Set task:
Extract each line holding the word "greater" from the entries.

--- BEGIN Data to use ---

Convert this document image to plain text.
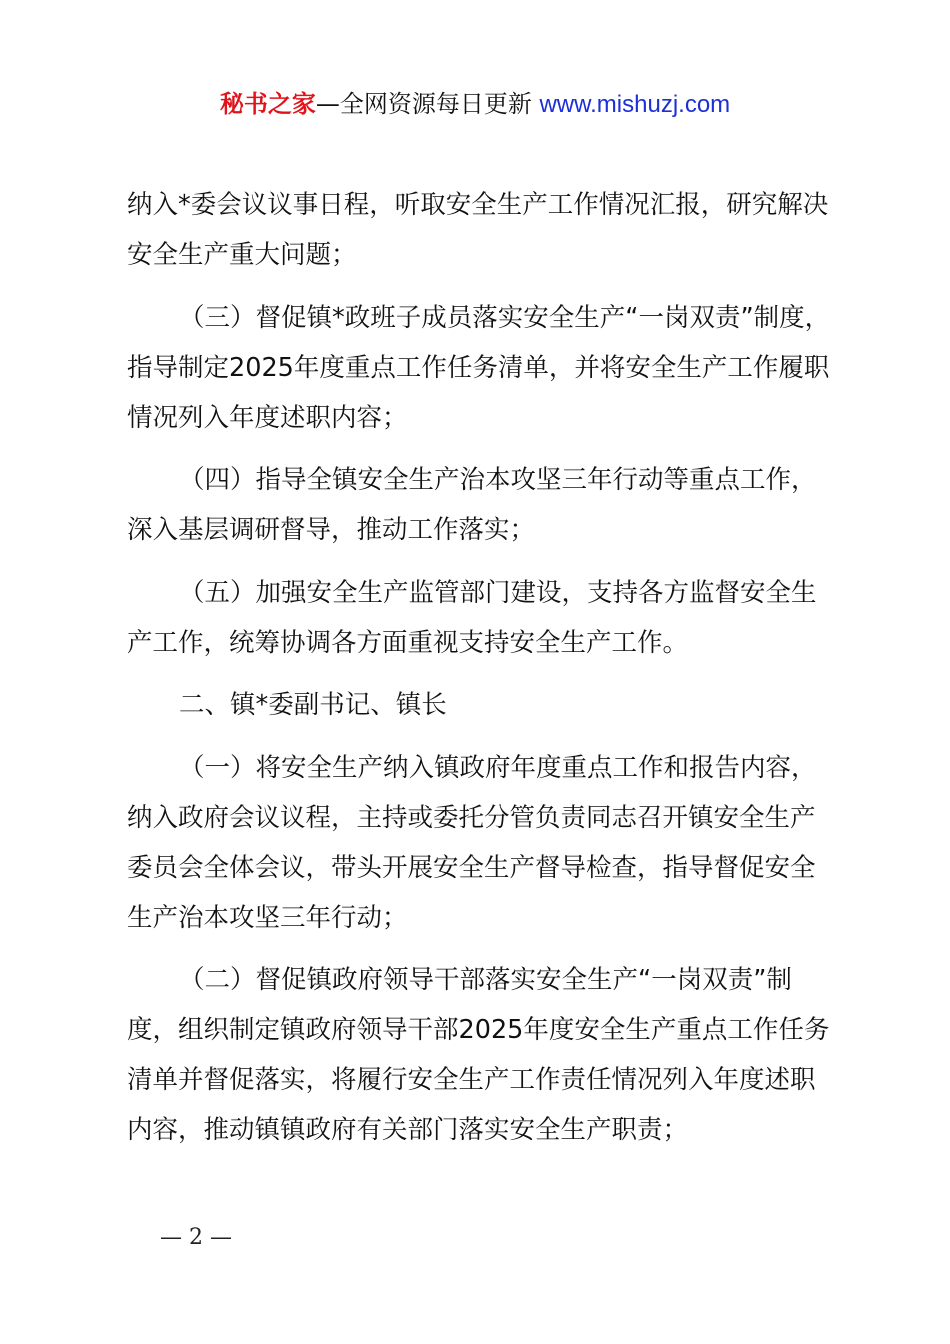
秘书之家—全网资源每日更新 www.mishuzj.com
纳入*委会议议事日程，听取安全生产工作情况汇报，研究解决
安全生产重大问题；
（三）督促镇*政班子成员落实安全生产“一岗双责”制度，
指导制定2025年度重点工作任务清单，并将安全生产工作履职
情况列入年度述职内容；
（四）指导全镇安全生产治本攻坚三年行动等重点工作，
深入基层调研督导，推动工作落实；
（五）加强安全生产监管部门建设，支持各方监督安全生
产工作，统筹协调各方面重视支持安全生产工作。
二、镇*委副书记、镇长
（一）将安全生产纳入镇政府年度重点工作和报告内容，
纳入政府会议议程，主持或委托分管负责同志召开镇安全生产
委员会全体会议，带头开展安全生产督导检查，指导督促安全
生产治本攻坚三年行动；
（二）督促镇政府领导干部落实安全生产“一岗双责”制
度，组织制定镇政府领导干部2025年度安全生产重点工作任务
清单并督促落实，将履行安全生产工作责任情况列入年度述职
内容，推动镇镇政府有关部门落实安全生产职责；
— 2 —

--- END Data to use ---
--- BEGIN Data to use ---

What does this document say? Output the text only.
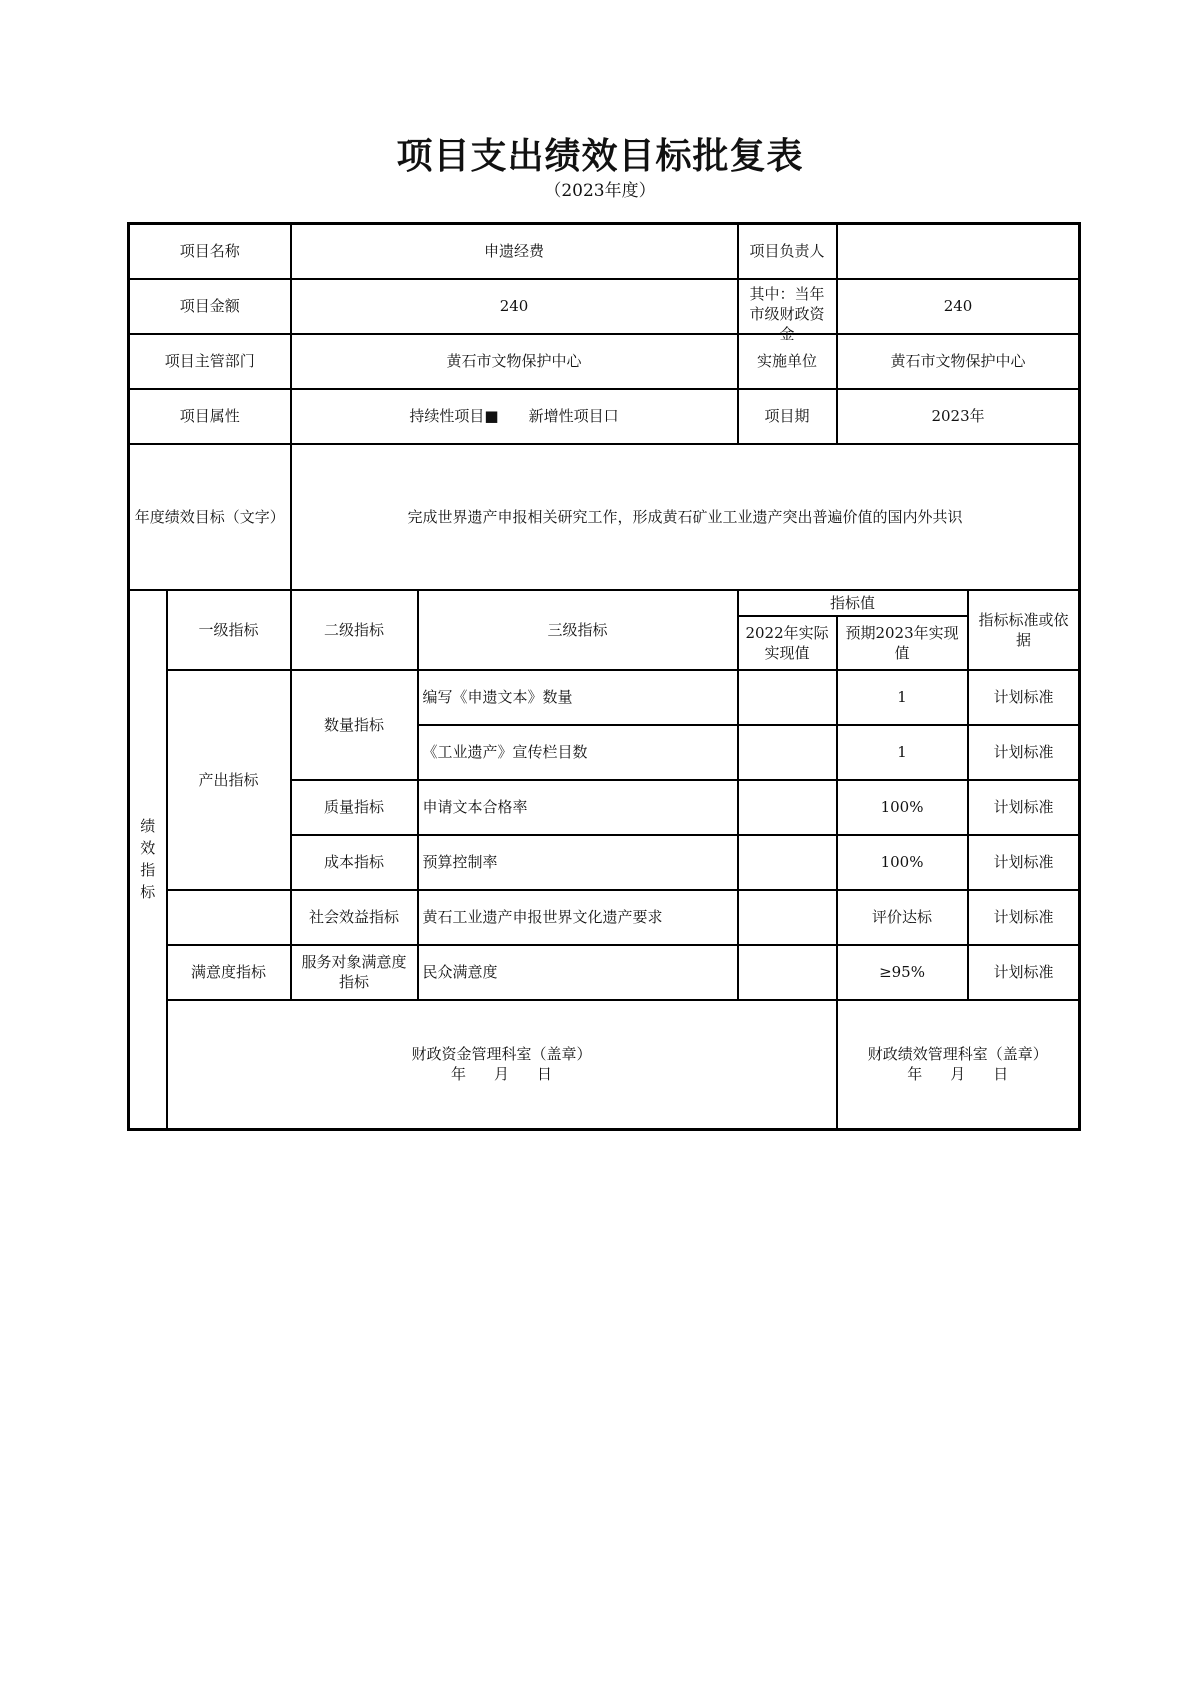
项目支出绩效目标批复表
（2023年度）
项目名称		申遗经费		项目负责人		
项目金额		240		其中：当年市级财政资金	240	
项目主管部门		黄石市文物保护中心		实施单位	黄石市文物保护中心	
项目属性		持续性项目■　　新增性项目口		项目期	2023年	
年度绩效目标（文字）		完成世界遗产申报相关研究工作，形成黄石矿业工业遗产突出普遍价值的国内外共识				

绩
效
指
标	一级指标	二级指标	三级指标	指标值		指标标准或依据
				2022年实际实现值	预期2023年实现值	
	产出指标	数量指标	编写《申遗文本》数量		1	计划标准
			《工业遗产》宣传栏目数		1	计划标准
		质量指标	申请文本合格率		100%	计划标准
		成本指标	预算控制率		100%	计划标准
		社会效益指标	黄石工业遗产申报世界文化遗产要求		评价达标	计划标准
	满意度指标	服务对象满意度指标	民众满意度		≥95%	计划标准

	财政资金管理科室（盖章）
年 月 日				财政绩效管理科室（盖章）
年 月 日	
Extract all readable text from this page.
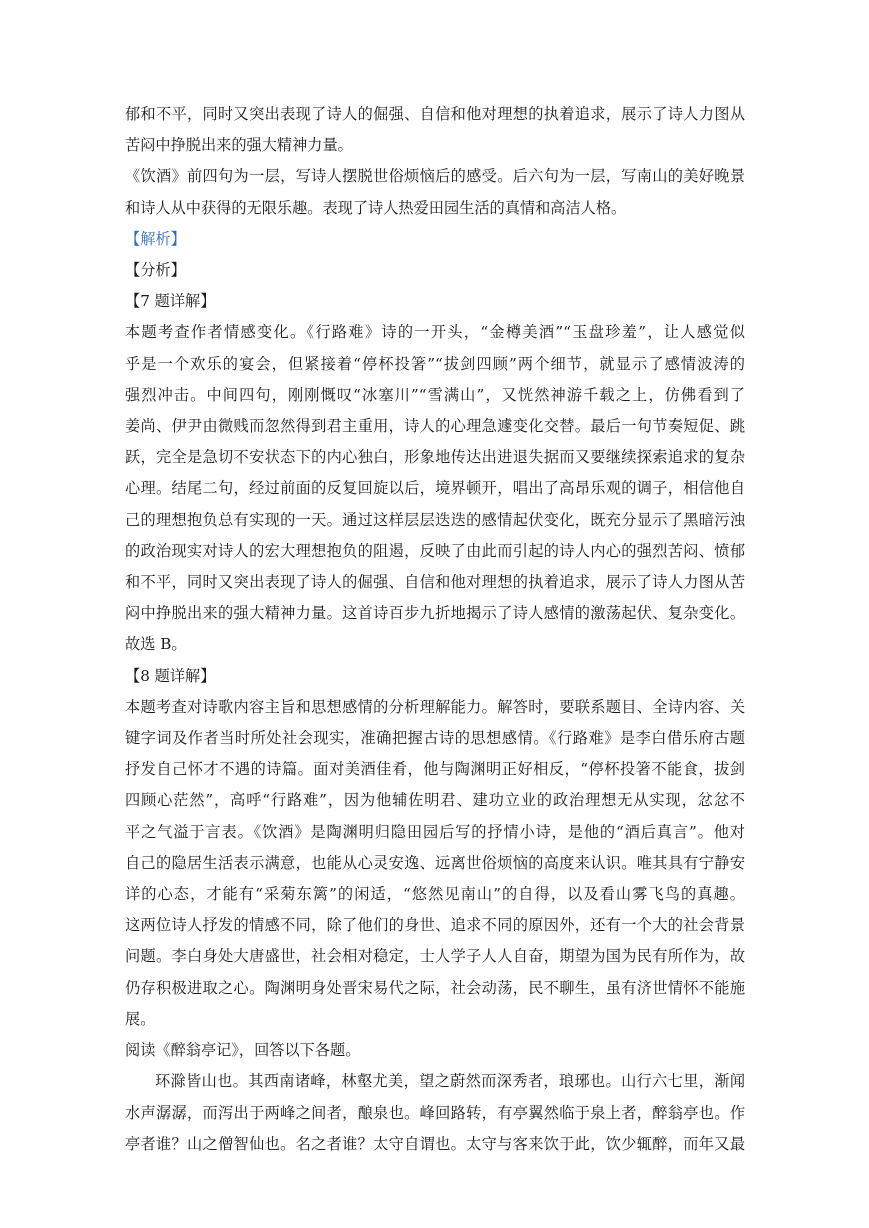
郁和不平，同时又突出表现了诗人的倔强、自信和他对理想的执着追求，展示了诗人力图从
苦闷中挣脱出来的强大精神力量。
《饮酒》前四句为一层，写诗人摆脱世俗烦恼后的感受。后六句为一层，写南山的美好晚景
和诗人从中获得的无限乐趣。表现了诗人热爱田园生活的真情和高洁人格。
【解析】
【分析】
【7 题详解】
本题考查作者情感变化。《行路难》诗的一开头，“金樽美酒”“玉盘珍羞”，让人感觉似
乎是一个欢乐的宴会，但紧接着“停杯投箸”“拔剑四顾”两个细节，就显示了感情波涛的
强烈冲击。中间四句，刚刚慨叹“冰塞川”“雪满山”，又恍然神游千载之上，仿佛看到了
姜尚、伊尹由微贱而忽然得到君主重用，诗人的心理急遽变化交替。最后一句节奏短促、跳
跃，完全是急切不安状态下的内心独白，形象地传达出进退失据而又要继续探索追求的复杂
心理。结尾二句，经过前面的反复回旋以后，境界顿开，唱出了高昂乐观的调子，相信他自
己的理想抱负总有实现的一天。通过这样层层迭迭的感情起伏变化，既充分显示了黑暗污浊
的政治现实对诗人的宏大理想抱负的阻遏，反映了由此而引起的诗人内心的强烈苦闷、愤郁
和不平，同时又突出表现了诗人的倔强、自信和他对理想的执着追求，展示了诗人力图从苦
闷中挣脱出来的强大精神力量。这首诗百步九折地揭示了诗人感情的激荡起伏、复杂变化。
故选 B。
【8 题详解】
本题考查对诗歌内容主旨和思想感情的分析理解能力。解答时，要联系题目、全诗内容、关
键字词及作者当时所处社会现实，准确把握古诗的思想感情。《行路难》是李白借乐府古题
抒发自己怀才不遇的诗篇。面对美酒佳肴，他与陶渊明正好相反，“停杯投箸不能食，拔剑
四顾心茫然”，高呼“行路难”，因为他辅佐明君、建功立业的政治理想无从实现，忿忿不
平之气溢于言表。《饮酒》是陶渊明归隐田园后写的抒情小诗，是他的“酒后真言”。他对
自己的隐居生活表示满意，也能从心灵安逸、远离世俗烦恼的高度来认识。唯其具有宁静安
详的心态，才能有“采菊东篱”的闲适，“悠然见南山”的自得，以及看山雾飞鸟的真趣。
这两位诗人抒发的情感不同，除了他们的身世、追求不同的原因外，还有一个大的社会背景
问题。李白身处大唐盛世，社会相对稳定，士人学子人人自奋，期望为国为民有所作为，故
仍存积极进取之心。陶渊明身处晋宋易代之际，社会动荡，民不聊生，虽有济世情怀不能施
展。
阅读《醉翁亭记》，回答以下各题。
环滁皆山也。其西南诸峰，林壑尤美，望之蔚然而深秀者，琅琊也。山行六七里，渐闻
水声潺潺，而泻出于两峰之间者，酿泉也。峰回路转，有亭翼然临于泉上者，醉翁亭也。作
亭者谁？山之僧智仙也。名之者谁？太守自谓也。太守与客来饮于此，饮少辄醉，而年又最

--- END Data to use ---
--- BEGIN Data to use ---

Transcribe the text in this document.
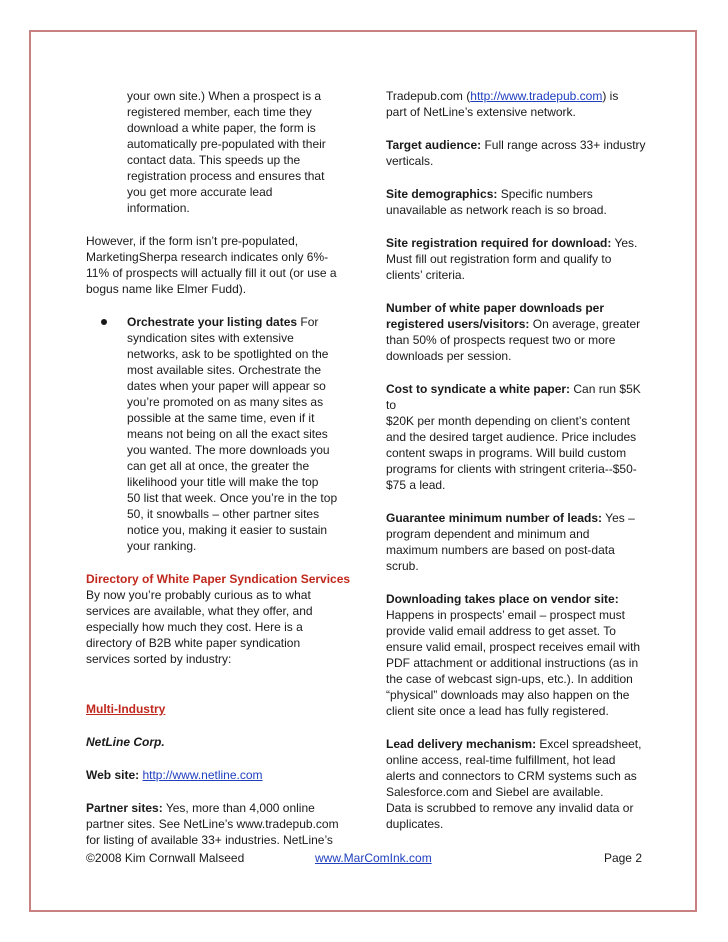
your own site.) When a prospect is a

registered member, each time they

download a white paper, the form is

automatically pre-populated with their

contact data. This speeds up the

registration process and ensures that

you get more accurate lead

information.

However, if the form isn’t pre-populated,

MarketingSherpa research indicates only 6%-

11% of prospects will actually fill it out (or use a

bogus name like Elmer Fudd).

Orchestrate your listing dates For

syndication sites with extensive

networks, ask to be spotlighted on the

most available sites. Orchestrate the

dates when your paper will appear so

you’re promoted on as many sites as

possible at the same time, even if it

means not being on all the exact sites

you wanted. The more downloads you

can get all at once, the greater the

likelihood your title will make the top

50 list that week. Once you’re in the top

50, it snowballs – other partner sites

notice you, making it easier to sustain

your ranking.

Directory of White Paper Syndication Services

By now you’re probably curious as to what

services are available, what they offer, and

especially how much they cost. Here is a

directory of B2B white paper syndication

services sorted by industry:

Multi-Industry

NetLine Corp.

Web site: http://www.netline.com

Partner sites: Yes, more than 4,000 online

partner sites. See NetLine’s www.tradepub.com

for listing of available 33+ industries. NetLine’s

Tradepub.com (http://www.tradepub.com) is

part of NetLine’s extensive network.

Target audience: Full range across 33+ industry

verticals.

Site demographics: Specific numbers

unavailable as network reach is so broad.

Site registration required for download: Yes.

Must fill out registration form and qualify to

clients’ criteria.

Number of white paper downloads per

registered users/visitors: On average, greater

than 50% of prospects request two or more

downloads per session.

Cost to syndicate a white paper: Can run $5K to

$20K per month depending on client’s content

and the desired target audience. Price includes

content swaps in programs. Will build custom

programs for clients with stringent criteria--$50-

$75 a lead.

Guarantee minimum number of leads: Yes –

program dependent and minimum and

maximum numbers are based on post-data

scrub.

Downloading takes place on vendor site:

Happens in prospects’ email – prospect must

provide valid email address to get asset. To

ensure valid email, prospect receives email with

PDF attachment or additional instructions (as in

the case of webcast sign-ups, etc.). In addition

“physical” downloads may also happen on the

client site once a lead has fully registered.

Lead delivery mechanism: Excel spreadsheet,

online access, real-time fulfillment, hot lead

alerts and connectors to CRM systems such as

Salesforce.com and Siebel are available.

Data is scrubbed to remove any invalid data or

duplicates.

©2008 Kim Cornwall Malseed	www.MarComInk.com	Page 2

--- END Data to use ---

Reply:
can get all at once, the greater the
registered users/visitors: On average, greater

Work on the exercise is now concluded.